◆ Records provided
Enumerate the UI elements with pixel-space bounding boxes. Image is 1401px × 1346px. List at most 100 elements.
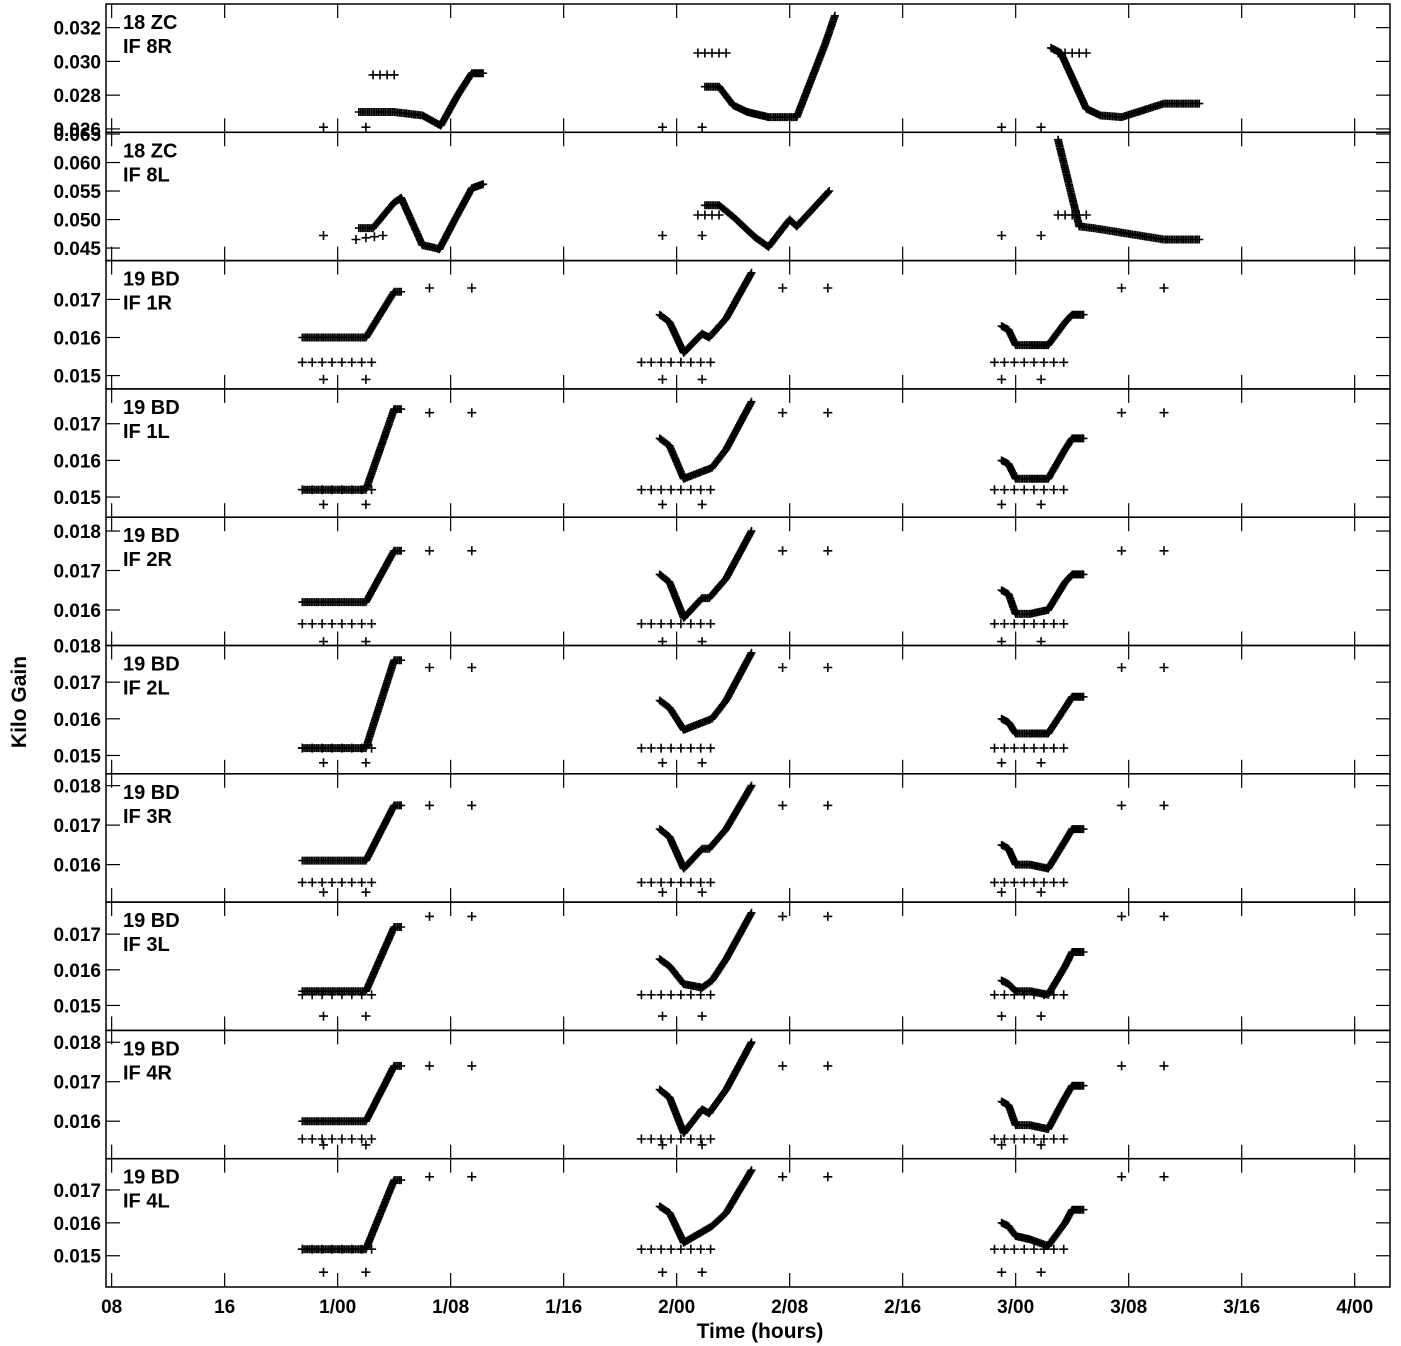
data-point <box>1059 877 1069 887</box>
data-point <box>467 1172 477 1182</box>
data-point <box>1009 619 1019 629</box>
data-point <box>676 357 686 367</box>
data-point <box>361 887 371 897</box>
data-point <box>367 485 377 495</box>
y-tick-label: 0.017 <box>53 1181 101 1202</box>
data-point <box>778 663 788 672</box>
data-point <box>823 1061 833 1071</box>
curve-markers <box>655 268 756 357</box>
gain-curve-1 <box>298 1061 406 1126</box>
data-point <box>676 1134 686 1144</box>
data-point <box>658 637 667 647</box>
data-point <box>307 743 317 753</box>
data-point <box>467 283 477 293</box>
data-point <box>1059 619 1069 629</box>
x-tick-label: 4/00 <box>1336 1297 1373 1318</box>
data-point <box>999 357 1009 367</box>
curve-markers <box>997 310 1088 350</box>
data-point <box>327 1134 337 1144</box>
y-tick-label: 0.028 <box>53 86 101 107</box>
data-point <box>676 619 686 629</box>
data-point <box>319 231 328 240</box>
data-point <box>823 800 833 810</box>
data-point <box>367 1134 377 1144</box>
x-tick-label: 2/16 <box>884 1297 921 1318</box>
data-point <box>361 637 371 647</box>
gain-curve-2 <box>655 908 756 992</box>
data-point <box>307 1244 317 1254</box>
x-tick-label: 2/00 <box>658 1297 695 1318</box>
data-point <box>1009 357 1019 367</box>
y-tick-label: 0.018 <box>53 1033 101 1054</box>
data-point <box>297 619 307 629</box>
gain-curve-3 <box>997 570 1088 618</box>
data-point <box>317 990 327 1000</box>
data-point <box>425 663 434 672</box>
data-point <box>646 877 656 887</box>
data-point <box>1117 1061 1127 1071</box>
y-tick-label: 0.015 <box>53 746 101 767</box>
curve-markers <box>655 648 756 734</box>
x-axis-title: Time (hours) <box>697 1320 824 1343</box>
panel-label-source: 19 BD <box>123 397 180 419</box>
data-point <box>1036 374 1046 384</box>
panel-label-source: 19 BD <box>123 269 180 291</box>
data-point <box>1029 619 1039 629</box>
data-point <box>307 877 317 887</box>
data-point <box>676 1244 686 1254</box>
data-point <box>1117 800 1127 810</box>
curve-markers <box>1054 135 1204 244</box>
data-point <box>696 619 706 629</box>
data-point <box>1059 990 1069 1000</box>
gain-curve-1 <box>298 923 406 996</box>
data-point <box>997 1011 1007 1021</box>
data-point <box>367 1244 377 1254</box>
data-point <box>1029 877 1039 887</box>
data-point <box>706 1244 716 1254</box>
y-tick-label: 0.017 <box>53 561 101 582</box>
data-point <box>1019 619 1029 629</box>
data-point <box>297 1244 307 1254</box>
panel-label-source: 18 ZC <box>123 140 177 162</box>
data-point <box>778 911 788 921</box>
x-tick-label: 08 <box>101 1297 122 1318</box>
gain-curve-1 <box>298 1176 406 1254</box>
y-tick-label: 0.060 <box>53 154 101 175</box>
data-point <box>686 619 696 629</box>
data-point <box>1019 877 1029 887</box>
curve-markers <box>997 434 1088 483</box>
data-point <box>319 1011 328 1021</box>
data-point <box>658 1140 667 1150</box>
data-point <box>997 1267 1007 1277</box>
data-point <box>646 357 656 367</box>
gain-curve-3 <box>1047 43 1204 122</box>
data-point <box>337 619 347 629</box>
data-point <box>425 546 434 556</box>
data-point <box>319 887 328 897</box>
y-tick-label: 0.065 <box>53 125 101 146</box>
y-tick-label: 0.045 <box>53 239 101 260</box>
data-point <box>666 619 676 629</box>
data-point <box>347 1244 357 1254</box>
data-point <box>1159 663 1169 672</box>
curve-markers <box>997 570 1088 618</box>
data-point <box>361 122 371 132</box>
data-point <box>656 485 666 495</box>
data-point <box>1117 546 1127 556</box>
data-point <box>656 1134 666 1144</box>
data-point <box>1117 911 1127 921</box>
gain-curve-1 <box>354 180 488 254</box>
data-point <box>347 743 357 753</box>
y-tick-label: 0.016 <box>53 710 101 731</box>
data-point <box>1019 485 1029 495</box>
data-point <box>1029 743 1039 753</box>
data-point <box>721 48 731 58</box>
gain-curve-3 <box>997 948 1088 999</box>
data-point <box>1036 1140 1046 1150</box>
data-point <box>1159 408 1169 418</box>
data-point <box>337 877 347 887</box>
data-point <box>1049 485 1059 495</box>
gain-curve-3 <box>1054 135 1204 244</box>
data-point <box>1019 1244 1029 1254</box>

◆ What the exercise asks
Copy out the rows above, starting with the line that contains "data-point <box>1059 877 1069 887</box>" and continuing through the line that contains "data-point <box>425 663 434 672</box>", with both of those lines included.

◆ Answer for the task
data-point <box>1059 877 1069 887</box>
data-point <box>467 1172 477 1182</box>
data-point <box>1009 619 1019 629</box>
data-point <box>676 357 686 367</box>
data-point <box>361 887 371 897</box>
data-point <box>367 485 377 495</box>
y-tick-label: 0.017 <box>53 1181 101 1202</box>
data-point <box>778 663 788 672</box>
data-point <box>823 1061 833 1071</box>
curve-markers <box>655 268 756 357</box>
gain-curve-1 <box>298 1061 406 1126</box>
data-point <box>676 1134 686 1144</box>
data-point <box>658 637 667 647</box>
data-point <box>307 743 317 753</box>
data-point <box>467 283 477 293</box>
data-point <box>1059 619 1069 629</box>
x-tick-label: 4/00 <box>1336 1297 1373 1318</box>
data-point <box>999 357 1009 367</box>
curve-markers <box>997 310 1088 350</box>
data-point <box>327 1134 337 1144</box>
y-tick-label: 0.028 <box>53 86 101 107</box>
data-point <box>676 619 686 629</box>
data-point <box>319 231 328 240</box>
data-point <box>823 800 833 810</box>
data-point <box>367 1134 377 1144</box>
x-tick-label: 2/16 <box>884 1297 921 1318</box>
data-point <box>361 637 371 647</box>
gain-curve-2 <box>655 908 756 992</box>
data-point <box>307 1244 317 1254</box>
x-tick-label: 2/00 <box>658 1297 695 1318</box>
data-point <box>1009 357 1019 367</box>
y-tick-label: 0.018 <box>53 1033 101 1054</box>
data-point <box>297 619 307 629</box>
gain-curve-3 <box>997 570 1088 618</box>
data-point <box>317 990 327 1000</box>
data-point <box>425 663 434 672</box>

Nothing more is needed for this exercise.